(Lines of data)
***
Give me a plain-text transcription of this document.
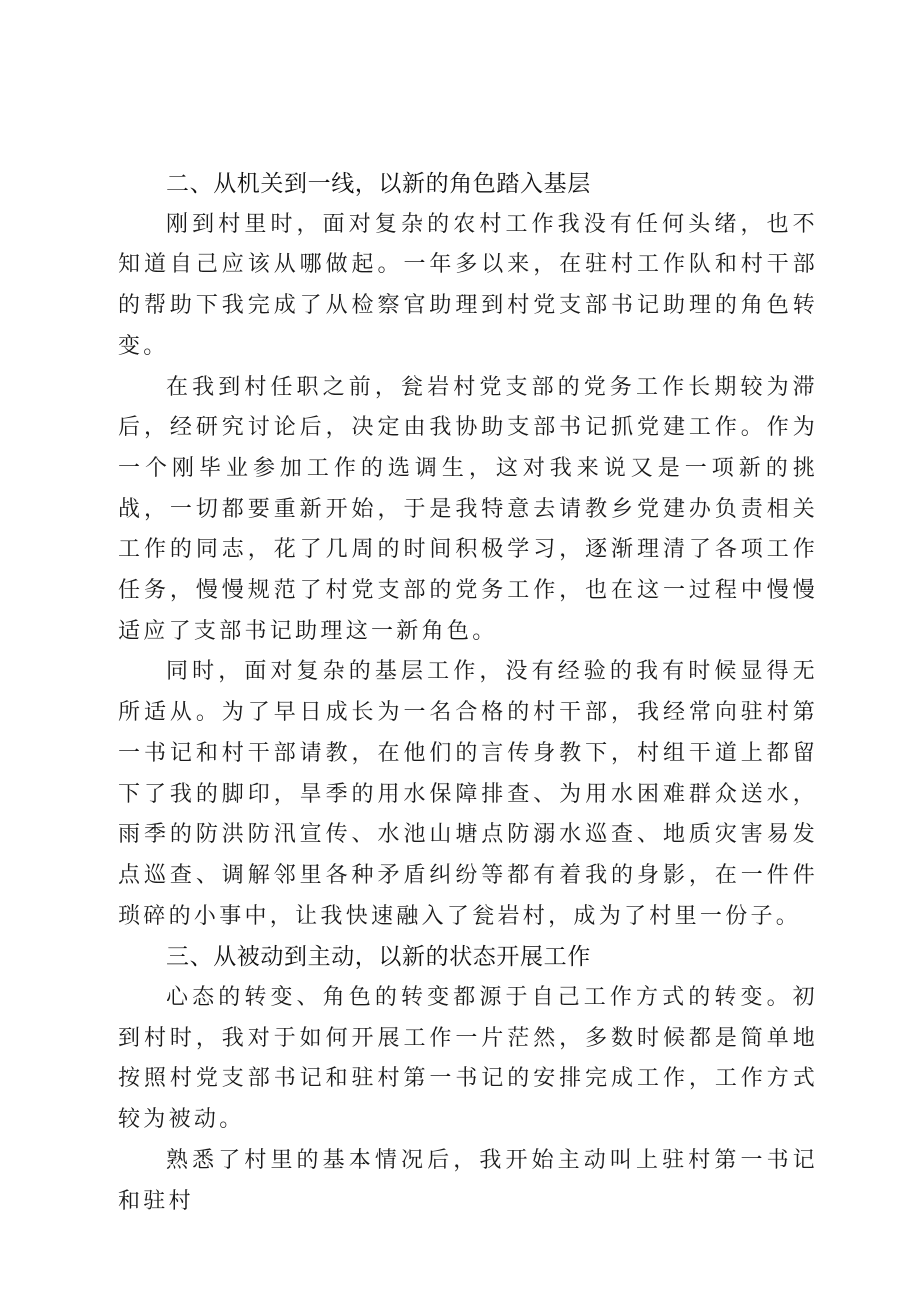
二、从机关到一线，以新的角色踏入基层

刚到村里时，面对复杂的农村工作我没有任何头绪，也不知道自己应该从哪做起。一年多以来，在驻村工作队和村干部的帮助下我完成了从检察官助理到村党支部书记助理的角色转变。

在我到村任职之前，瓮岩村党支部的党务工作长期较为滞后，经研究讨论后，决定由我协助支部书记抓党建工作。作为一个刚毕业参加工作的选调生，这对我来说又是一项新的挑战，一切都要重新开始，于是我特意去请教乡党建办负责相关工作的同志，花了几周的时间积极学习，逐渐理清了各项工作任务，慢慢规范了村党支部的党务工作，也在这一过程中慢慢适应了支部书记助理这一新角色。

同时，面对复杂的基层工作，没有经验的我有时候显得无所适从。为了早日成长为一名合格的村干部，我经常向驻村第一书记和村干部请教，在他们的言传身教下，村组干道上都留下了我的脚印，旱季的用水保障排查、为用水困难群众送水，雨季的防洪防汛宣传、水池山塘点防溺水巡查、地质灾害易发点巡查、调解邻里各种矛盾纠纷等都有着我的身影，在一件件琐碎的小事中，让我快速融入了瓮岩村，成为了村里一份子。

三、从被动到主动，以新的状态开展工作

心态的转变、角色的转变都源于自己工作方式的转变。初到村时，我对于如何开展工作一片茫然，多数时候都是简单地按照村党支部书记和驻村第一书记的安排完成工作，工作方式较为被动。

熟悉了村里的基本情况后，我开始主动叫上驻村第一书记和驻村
***
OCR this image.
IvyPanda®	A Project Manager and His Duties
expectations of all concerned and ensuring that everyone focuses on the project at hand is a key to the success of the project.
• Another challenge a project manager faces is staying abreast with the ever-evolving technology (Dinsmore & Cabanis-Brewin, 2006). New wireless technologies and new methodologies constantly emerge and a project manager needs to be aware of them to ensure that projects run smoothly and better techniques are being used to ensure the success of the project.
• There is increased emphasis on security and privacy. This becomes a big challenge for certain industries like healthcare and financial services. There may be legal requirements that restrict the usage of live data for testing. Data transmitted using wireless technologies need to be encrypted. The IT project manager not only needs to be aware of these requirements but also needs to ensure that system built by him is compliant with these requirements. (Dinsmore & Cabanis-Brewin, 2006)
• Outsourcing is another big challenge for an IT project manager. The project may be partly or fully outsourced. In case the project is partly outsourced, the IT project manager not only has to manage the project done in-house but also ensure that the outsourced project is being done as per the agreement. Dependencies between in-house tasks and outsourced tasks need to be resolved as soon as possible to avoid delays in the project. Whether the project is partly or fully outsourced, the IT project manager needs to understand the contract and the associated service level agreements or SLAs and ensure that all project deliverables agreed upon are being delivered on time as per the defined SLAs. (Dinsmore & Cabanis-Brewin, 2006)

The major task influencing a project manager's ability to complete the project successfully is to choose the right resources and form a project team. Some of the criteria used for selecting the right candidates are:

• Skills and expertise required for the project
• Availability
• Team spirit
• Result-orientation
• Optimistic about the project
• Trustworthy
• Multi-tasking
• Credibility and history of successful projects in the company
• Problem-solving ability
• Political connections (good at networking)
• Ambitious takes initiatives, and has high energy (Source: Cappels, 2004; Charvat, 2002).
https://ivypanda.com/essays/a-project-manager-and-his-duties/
***
» Directive: Every line of the records that includes the word "projects" should be gathered.

» Expected output:
• Another challenge a project manager faces is staying abreast with the ever-evolving technology (Dinsmore & Cabanis-Brewin, 2006). New wireless technologies and new methodologies constantly emerge and a project manager needs to be aware of them to ensure that projects run smoothly and better techniques are being used to ensure the success of the project.
• Credibility and history of successful projects in the company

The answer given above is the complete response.